**WRITTEN EXERCISE:**
Could you recast every line of the data below as a numbered list, skipping any blank lines?

**DATA RECORDS:**
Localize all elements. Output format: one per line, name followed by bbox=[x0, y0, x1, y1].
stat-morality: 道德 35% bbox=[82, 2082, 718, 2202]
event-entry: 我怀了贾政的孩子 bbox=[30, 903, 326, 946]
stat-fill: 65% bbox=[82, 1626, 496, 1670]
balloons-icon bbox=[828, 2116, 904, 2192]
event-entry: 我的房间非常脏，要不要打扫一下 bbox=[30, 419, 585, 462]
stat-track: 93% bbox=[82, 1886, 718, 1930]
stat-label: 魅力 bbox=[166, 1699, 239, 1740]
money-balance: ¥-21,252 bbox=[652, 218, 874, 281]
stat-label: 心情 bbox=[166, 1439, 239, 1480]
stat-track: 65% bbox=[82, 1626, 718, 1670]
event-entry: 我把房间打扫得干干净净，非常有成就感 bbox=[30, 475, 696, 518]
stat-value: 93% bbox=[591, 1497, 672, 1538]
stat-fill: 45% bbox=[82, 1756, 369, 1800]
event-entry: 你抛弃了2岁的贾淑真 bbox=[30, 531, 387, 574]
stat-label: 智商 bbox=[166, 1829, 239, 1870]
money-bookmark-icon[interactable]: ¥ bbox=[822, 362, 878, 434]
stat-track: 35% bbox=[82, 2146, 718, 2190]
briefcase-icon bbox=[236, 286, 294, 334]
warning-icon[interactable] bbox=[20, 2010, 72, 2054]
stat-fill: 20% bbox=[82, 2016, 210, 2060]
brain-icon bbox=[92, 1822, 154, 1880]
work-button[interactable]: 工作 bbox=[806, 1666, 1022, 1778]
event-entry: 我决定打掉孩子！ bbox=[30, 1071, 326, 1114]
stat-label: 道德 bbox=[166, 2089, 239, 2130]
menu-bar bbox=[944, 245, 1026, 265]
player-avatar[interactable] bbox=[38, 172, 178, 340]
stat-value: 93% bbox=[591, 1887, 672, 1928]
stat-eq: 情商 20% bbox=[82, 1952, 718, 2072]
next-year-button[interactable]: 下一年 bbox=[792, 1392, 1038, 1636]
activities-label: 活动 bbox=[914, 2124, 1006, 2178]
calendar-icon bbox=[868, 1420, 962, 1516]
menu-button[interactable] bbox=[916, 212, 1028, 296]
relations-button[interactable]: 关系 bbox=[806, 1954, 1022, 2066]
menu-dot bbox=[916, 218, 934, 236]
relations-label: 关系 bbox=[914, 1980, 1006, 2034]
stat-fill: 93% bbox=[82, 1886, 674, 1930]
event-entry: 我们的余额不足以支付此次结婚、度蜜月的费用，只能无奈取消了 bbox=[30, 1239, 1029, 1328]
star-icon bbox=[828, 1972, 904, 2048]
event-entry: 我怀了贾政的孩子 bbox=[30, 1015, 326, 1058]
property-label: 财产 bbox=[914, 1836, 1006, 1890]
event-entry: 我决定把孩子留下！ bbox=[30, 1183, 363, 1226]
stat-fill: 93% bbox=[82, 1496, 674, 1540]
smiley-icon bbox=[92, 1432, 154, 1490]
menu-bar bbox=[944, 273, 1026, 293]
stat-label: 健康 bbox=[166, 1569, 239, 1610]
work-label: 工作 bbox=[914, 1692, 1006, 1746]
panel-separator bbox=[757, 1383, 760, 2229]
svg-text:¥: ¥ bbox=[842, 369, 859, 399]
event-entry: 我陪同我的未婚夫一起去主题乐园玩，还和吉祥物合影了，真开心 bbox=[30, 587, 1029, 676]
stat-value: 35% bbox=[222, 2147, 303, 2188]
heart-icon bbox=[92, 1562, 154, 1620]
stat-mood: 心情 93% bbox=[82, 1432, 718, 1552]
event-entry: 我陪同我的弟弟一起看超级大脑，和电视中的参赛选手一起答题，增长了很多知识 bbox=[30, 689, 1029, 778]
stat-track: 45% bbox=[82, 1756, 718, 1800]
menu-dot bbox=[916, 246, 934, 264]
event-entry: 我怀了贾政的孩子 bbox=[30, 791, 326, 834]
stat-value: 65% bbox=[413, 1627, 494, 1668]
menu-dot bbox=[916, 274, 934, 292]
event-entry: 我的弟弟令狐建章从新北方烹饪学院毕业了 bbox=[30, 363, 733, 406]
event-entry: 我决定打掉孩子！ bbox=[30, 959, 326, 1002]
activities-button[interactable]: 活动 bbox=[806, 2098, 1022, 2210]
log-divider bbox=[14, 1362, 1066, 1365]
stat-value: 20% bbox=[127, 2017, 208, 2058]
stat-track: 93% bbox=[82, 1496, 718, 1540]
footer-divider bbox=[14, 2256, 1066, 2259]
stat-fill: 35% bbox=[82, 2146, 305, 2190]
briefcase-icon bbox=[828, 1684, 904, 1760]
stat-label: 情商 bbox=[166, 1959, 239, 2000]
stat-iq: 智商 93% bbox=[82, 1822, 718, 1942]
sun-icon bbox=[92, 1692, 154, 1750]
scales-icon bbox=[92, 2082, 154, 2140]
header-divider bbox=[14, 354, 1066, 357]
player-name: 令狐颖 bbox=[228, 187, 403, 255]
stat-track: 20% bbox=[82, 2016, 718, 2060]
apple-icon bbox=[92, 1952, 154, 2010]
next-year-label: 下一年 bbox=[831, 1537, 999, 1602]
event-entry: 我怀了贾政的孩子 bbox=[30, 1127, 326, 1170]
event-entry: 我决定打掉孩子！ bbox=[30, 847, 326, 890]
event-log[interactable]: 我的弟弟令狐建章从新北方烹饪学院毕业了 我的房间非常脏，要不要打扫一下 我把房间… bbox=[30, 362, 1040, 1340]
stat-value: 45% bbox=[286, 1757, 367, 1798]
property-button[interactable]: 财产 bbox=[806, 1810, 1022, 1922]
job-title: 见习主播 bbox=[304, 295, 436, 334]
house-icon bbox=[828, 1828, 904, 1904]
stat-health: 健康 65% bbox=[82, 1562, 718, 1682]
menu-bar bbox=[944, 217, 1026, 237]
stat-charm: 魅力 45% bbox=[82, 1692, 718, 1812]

**FINISHED EXERCISE:**
1. Localize all elements. Output format: one per line, name followed by bbox=[x0, y0, x1, y1].
2. stat-morality: 道德 35% bbox=[82, 2082, 718, 2202]
3. event-entry: 我怀了贾政的孩子 bbox=[30, 903, 326, 946]
4. stat-fill: 65% bbox=[82, 1626, 496, 1670]
5. balloons-icon bbox=[828, 2116, 904, 2192]
6. event-entry: 我的房间非常脏，要不要打扫一下 bbox=[30, 419, 585, 462]
7. stat-track: 93% bbox=[82, 1886, 718, 1930]
8. stat-label: 魅力 bbox=[166, 1699, 239, 1740]
9. money-balance: ¥-21,252 bbox=[652, 218, 874, 281]
10. stat-label: 心情 bbox=[166, 1439, 239, 1480]
11. stat-track: 65% bbox=[82, 1626, 718, 1670]
12. event-entry: 我把房间打扫得干干净净，非常有成就感 bbox=[30, 475, 696, 518]
13. stat-value: 93% bbox=[591, 1497, 672, 1538]
14. stat-fill: 45% bbox=[82, 1756, 369, 1800]
15. event-entry: 你抛弃了2岁的贾淑真 bbox=[30, 531, 387, 574]
16. stat-label: 智商 bbox=[166, 1829, 239, 1870]
17. money-bookmark-icon[interactable]: ¥ bbox=[822, 362, 878, 434]
18. stat-track: 35% bbox=[82, 2146, 718, 2190]
19. briefcase-icon bbox=[236, 286, 294, 334]
20. warning-icon[interactable] bbox=[20, 2010, 72, 2054]
21. stat-fill: 20% bbox=[82, 2016, 210, 2060]
22. brain-icon bbox=[92, 1822, 154, 1880]
23. work-button[interactable]: 工作 bbox=[806, 1666, 1022, 1778]
24. event-entry: 我决定打掉孩子！ bbox=[30, 1071, 326, 1114]
25. stat-label: 道德 bbox=[166, 2089, 239, 2130]
26. menu-bar bbox=[944, 245, 1026, 265]
27. player-avatar[interactable] bbox=[38, 172, 178, 340]
28. stat-value: 93% bbox=[591, 1887, 672, 1928]
29. stat-eq: 情商 20% bbox=[82, 1952, 718, 2072]
30. next-year-button[interactable]: 下一年 bbox=[792, 1392, 1038, 1636]
31. activities-label: 活动 bbox=[914, 2124, 1006, 2178]
32. calendar-icon bbox=[868, 1420, 962, 1516]
33. menu-button[interactable] bbox=[916, 212, 1028, 296]
34. relations-button[interactable]: 关系 bbox=[806, 1954, 1022, 2066]
35. menu-dot bbox=[916, 218, 934, 236]
36. relations-label: 关系 bbox=[914, 1980, 1006, 2034]
37. stat-fill: 93% bbox=[82, 1886, 674, 1930]
38. event-entry: 我们的余额不足以支付此次结婚、度蜜月的费用，只能无奈取消了 bbox=[30, 1239, 1029, 1328]
39. star-icon bbox=[828, 1972, 904, 2048]
40. event-entry: 我怀了贾政的孩子 bbox=[30, 1015, 326, 1058]
41. property-label: 财产 bbox=[914, 1836, 1006, 1890]
42. event-entry: 我决定把孩子留下！ bbox=[30, 1183, 363, 1226]
43. stat-fill: 93% bbox=[82, 1496, 674, 1540]
44. smiley-icon bbox=[92, 1432, 154, 1490]
45. menu-bar bbox=[944, 273, 1026, 293]
46. stat-label: 健康 bbox=[166, 1569, 239, 1610]
47. work-label: 工作 bbox=[914, 1692, 1006, 1746]
48. panel-separator bbox=[757, 1383, 760, 2229]
49. svg-text:¥: ¥ bbox=[842, 369, 859, 399]
50. event-entry: 我陪同我的未婚夫一起去主题乐园玩，还和吉祥物合影了，真开心 bbox=[30, 587, 1029, 676]
51. stat-value: 35% bbox=[222, 2147, 303, 2188]
52. heart-icon bbox=[92, 1562, 154, 1620]
53. stat-mood: 心情 93% bbox=[82, 1432, 718, 1552]
54. event-entry: 我陪同我的弟弟一起看超级大脑，和电视中的参赛选手一起答题，增长了很多知识 bbox=[30, 689, 1029, 778]
55. stat-track: 45% bbox=[82, 1756, 718, 1800]
56. menu-dot bbox=[916, 246, 934, 264]
57. event-entry: 我怀了贾政的孩子 bbox=[30, 791, 326, 834]
58. stat-value: 65% bbox=[413, 1627, 494, 1668]
59. menu-dot bbox=[916, 274, 934, 292]
60. event-entry: 我的弟弟令狐建章从新北方烹饪学院毕业了 bbox=[30, 363, 733, 406]
61. event-entry: 我决定打掉孩子！ bbox=[30, 959, 326, 1002]
62. activities-button[interactable]: 活动 bbox=[806, 2098, 1022, 2210]
63. log-divider bbox=[14, 1362, 1066, 1365]
64. stat-value: 20% bbox=[127, 2017, 208, 2058]
65. stat-track: 93% bbox=[82, 1496, 718, 1540]
66. footer-divider bbox=[14, 2256, 1066, 2259]
67. stat-fill: 35% bbox=[82, 2146, 305, 2190]
68. briefcase-icon bbox=[828, 1684, 904, 1760]
69. stat-label: 情商 bbox=[166, 1959, 239, 2000]
70. stat-iq: 智商 93% bbox=[82, 1822, 718, 1942]
71. sun-icon bbox=[92, 1692, 154, 1750]
72. scales-icon bbox=[92, 2082, 154, 2140]
73. header-divider bbox=[14, 354, 1066, 357]
74. player-name: 令狐颖 bbox=[228, 187, 403, 255]
75. stat-track: 20% bbox=[82, 2016, 718, 2060]
76. apple-icon bbox=[92, 1952, 154, 2010]
77. next-year-label: 下一年 bbox=[831, 1537, 999, 1602]
78. event-entry: 我怀了贾政的孩子 bbox=[30, 1127, 326, 1170]
79. event-entry: 我决定打掉孩子！ bbox=[30, 847, 326, 890]
80. event-log[interactable]: 我的弟弟令狐建章从新北方烹饪学院毕业了 我的房间非常脏，要不要打扫一下 我把房间… bbox=[30, 362, 1040, 1340]
81. stat-value: 45% bbox=[286, 1757, 367, 1798]
82. property-button[interactable]: 财产 bbox=[806, 1810, 1022, 1922]
83. job-title: 见习主播 bbox=[304, 295, 436, 334]
84. house-icon bbox=[828, 1828, 904, 1904]
85. stat-health: 健康 65% bbox=[82, 1562, 718, 1682]
86. menu-bar bbox=[944, 217, 1026, 237]
87. stat-charm: 魅力 45% bbox=[82, 1692, 718, 1812]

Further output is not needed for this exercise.